Dataset records:
================================

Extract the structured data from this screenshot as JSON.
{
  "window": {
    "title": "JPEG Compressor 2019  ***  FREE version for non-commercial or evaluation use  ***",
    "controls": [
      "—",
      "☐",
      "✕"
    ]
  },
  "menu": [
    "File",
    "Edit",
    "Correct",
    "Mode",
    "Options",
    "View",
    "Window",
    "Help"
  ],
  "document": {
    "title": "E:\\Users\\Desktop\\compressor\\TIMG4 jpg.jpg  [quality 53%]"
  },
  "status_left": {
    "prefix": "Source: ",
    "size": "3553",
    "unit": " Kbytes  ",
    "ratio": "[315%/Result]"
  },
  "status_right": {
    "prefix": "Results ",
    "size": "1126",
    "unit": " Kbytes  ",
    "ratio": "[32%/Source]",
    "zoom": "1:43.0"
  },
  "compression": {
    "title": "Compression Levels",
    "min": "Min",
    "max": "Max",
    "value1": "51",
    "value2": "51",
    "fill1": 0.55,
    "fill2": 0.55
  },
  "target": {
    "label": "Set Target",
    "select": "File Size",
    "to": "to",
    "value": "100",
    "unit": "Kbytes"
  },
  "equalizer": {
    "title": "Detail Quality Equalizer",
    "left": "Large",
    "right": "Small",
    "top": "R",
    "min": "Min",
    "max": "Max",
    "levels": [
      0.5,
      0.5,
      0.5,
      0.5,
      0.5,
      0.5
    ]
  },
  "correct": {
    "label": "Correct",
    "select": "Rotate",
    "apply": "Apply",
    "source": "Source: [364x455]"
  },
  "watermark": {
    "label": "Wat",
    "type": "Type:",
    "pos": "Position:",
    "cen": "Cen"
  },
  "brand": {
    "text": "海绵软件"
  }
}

================================

→ **To be done**:
Reproduce the material above, every line of it, exactly.

→ **Solution to the exercise**:
Extract the structured data from this screenshot as JSON.
{
  "window": {
    "title": "JPEG Compressor 2019  ***  FREE version for non-commercial or evaluation use  ***",
    "controls": [
      "—",
      "☐",
      "✕"
    ]
  },
  "menu": [
    "File",
    "Edit",
    "Correct",
    "Mode",
    "Options",
    "View",
    "Window",
    "Help"
  ],
  "document": {
    "title": "E:\\Users\\Desktop\\compressor\\TIMG4 jpg.jpg  [quality 53%]"
  },
  "status_left": {
    "prefix": "Source: ",
    "size": "3553",
    "unit": " Kbytes  ",
    "ratio": "[315%/Result]"
  },
  "status_right": {
    "prefix": "Results ",
    "size": "1126",
    "unit": " Kbytes  ",
    "ratio": "[32%/Source]",
    "zoom": "1:43.0"
  },
  "compression": {
    "title": "Compression Levels",
    "min": "Min",
    "max": "Max",
    "value1": "51",
    "value2": "51",
    "fill1": 0.55,
    "fill2": 0.55
  },
  "target": {
    "label": "Set Target",
    "select": "File Size",
    "to": "to",
    "value": "100",
    "unit": "Kbytes"
  },
  "equalizer": {
    "title": "Detail Quality Equalizer",
    "left": "Large",
    "right": "Small",
    "top": "R",
    "min": "Min",
    "max": "Max",
    "levels": [
      0.5,
      0.5,
      0.5,
      0.5,
      0.5,
      0.5
    ]
  },
  "correct": {
    "label": "Correct",
    "select": "Rotate",
    "apply": "Apply",
    "source": "Source: [364x455]"
  },
  "watermark": {
    "label": "Wat",
    "type": "Type:",
    "pos": "Position:",
    "cen": "Cen"
  },
  "brand": {
    "text": "海绵软件"
  }
}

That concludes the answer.